Given task: Output each line of the material exactly as it stands.

Stored data
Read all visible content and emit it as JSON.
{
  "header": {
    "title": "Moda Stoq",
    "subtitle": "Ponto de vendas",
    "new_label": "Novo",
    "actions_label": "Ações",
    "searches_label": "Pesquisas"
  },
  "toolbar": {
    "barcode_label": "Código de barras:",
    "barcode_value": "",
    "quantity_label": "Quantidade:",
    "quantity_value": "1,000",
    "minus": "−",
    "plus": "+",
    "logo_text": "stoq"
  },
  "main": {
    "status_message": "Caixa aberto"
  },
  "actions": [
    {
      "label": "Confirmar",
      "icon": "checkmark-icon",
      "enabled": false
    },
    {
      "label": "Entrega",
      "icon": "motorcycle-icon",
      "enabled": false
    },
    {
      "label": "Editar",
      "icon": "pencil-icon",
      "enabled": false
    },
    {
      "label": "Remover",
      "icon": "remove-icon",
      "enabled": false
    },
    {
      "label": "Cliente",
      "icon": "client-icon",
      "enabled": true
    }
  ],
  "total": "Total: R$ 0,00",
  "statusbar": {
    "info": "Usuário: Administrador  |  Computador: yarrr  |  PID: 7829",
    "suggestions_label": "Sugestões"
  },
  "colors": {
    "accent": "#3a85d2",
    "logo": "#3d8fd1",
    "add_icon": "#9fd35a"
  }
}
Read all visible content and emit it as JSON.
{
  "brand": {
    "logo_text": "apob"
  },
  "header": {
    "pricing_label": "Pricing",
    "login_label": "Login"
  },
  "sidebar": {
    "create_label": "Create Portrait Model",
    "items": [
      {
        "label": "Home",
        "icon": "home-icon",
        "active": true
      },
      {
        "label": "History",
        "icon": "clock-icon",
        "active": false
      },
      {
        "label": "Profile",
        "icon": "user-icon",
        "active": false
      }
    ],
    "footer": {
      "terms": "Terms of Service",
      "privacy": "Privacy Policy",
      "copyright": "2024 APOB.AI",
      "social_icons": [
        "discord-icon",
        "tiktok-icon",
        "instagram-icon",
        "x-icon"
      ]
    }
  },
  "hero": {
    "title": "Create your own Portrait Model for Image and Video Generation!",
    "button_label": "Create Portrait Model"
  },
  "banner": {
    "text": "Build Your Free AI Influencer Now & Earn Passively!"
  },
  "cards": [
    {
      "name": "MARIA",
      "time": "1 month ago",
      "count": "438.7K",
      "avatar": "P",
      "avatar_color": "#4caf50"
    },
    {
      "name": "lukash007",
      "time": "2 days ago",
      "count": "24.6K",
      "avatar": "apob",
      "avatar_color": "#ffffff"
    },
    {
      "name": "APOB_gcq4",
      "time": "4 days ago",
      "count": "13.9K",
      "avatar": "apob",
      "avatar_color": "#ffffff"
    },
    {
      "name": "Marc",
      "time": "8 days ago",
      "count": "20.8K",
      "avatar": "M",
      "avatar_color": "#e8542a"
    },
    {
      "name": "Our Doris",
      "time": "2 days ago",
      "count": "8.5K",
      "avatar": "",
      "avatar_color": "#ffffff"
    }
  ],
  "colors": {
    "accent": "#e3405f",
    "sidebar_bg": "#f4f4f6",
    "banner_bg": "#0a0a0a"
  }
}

Correct result:
Read all visible content and emit it as JSON.
{
  "header": {
    "title": "Moda Stoq",
    "subtitle": "Ponto de vendas",
    "new_label": "Novo",
    "actions_label": "Ações",
    "searches_label": "Pesquisas"
  },
  "toolbar": {
    "barcode_label": "Código de barras:",
    "barcode_value": "",
    "quantity_label": "Quantidade:",
    "quantity_value": "1,000",
    "minus": "−",
    "plus": "+",
    "logo_text": "stoq"
  },
  "main": {
    "status_message": "Caixa aberto"
  },
  "actions": [
    {
      "label": "Confirmar",
      "icon": "checkmark-icon",
      "enabled": false
    },
    {
      "label": "Entrega",
      "icon": "motorcycle-icon",
      "enabled": false
    },
    {
      "label": "Editar",
      "icon": "pencil-icon",
      "enabled": false
    },
    {
      "label": "Remover",
      "icon": "remove-icon",
      "enabled": false
    },
    {
      "label": "Cliente",
      "icon": "client-icon",
      "enabled": true
    }
  ],
  "total": "Total: R$ 0,00",
  "statusbar": {
    "info": "Usuário: Administrador  |  Computador: yarrr  |  PID: 7829",
    "suggestions_label": "Sugestões"
  },
  "colors": {
    "accent": "#3a85d2",
    "logo": "#3d8fd1",
    "add_icon": "#9fd35a"
  }
}
Read all visible content and emit it as JSON.
{
  "brand": {
    "logo_text": "apob"
  },
  "header": {
    "pricing_label": "Pricing",
    "login_label": "Login"
  },
  "sidebar": {
    "create_label": "Create Portrait Model",
    "items": [
      {
        "label": "Home",
        "icon": "home-icon",
        "active": true
      },
      {
        "label": "History",
        "icon": "clock-icon",
        "active": false
      },
      {
        "label": "Profile",
        "icon": "user-icon",
        "active": false
      }
    ],
    "footer": {
      "terms": "Terms of Service",
      "privacy": "Privacy Policy",
      "copyright": "2024 APOB.AI",
      "social_icons": [
        "discord-icon",
        "tiktok-icon",
        "instagram-icon",
        "x-icon"
      ]
    }
  },
  "hero": {
    "title": "Create your own Portrait Model for Image and Video Generation!",
    "button_label": "Create Portrait Model"
  },
  "banner": {
    "text": "Build Your Free AI Influencer Now & Earn Passively!"
  },
  "cards": [
    {
      "name": "MARIA",
      "time": "1 month ago",
      "count": "438.7K",
      "avatar": "P",
      "avatar_color": "#4caf50"
    },
    {
      "name": "lukash007",
      "time": "2 days ago",
      "count": "24.6K",
      "avatar": "apob",
      "avatar_color": "#ffffff"
    },
    {
      "name": "APOB_gcq4",
      "time": "4 days ago",
      "count": "13.9K",
      "avatar": "apob",
      "avatar_color": "#ffffff"
    },
    {
      "name": "Marc",
      "time": "8 days ago",
      "count": "20.8K",
      "avatar": "M",
      "avatar_color": "#e8542a"
    },
    {
      "name": "Our Doris",
      "time": "2 days ago",
      "count": "8.5K",
      "avatar": "",
      "avatar_color": "#ffffff"
    }
  ],
  "colors": {
    "accent": "#e3405f",
    "sidebar_bg": "#f4f4f6",
    "banner_bg": "#0a0a0a"
  }
}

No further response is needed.